*The task:*
Write the listing below out again exactly, dropping the images.

*Dataset extract:*
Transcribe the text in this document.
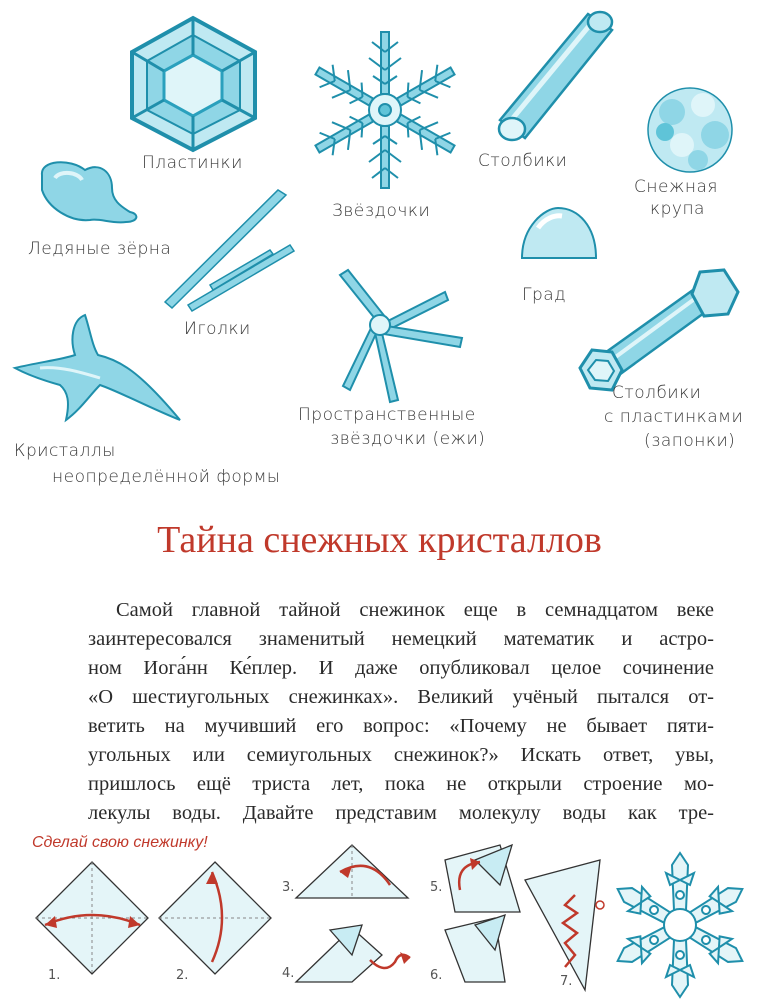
Пластинки
Звёздочки
Столбики
Снежная
крупа
Ледяные зёрна
Иголки
Град
Пространственные
звёздочки (ежи)
Столбики
с пластинками
(запонки)
Кристаллы
неопределённой формы
Тайна снежных кристаллов
Самой главной тайной снежинок еще в семнадцатом веке
заинтересовался знаменитый немецкий математик и астро-
ном Иога́нн Ке́плер. И даже опубликовал целое сочинение
«О шестиугольных снежинках». Великий учёный пытался от-
ветить на мучивший его вопрос: «Почему не бывает пяти-
угольных или семиугольных снежинок?» Искать ответ, увы,
пришлось ещё триста лет, пока не открыли строение мо-
лекулы воды. Давайте представим молекулу воды как тре-
Сделай свою снежинку!
1.	2.
3.
4.
5.
6.	7.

*Completed task:*
Transcribe the text in this document.
Пластинки
Звёздочки
Столбики
Снежная
крупа
Ледяные зёрна
Иголки
Град
Пространственные
звёздочки (ежи)
Столбики
с пластинками
(запонки)
Кристаллы
неопределённой формы
Тайна снежных кристаллов
Самой главной тайной снежинок еще в семнадцатом веке
заинтересовался знаменитый немецкий математик и астро-
ном Иога́нн Ке́плер. И даже опубликовал целое сочинение
«О шестиугольных снежинках». Великий учёный пытался от-
ветить на мучивший его вопрос: «Почему не бывает пяти-
угольных или семиугольных снежинок?» Искать ответ, увы,
пришлось ещё триста лет, пока не открыли строение мо-
лекулы воды. Давайте представим молекулу воды как тре-
Сделай свою снежинку!
1.	2.
3.
4.
5.
6.	7.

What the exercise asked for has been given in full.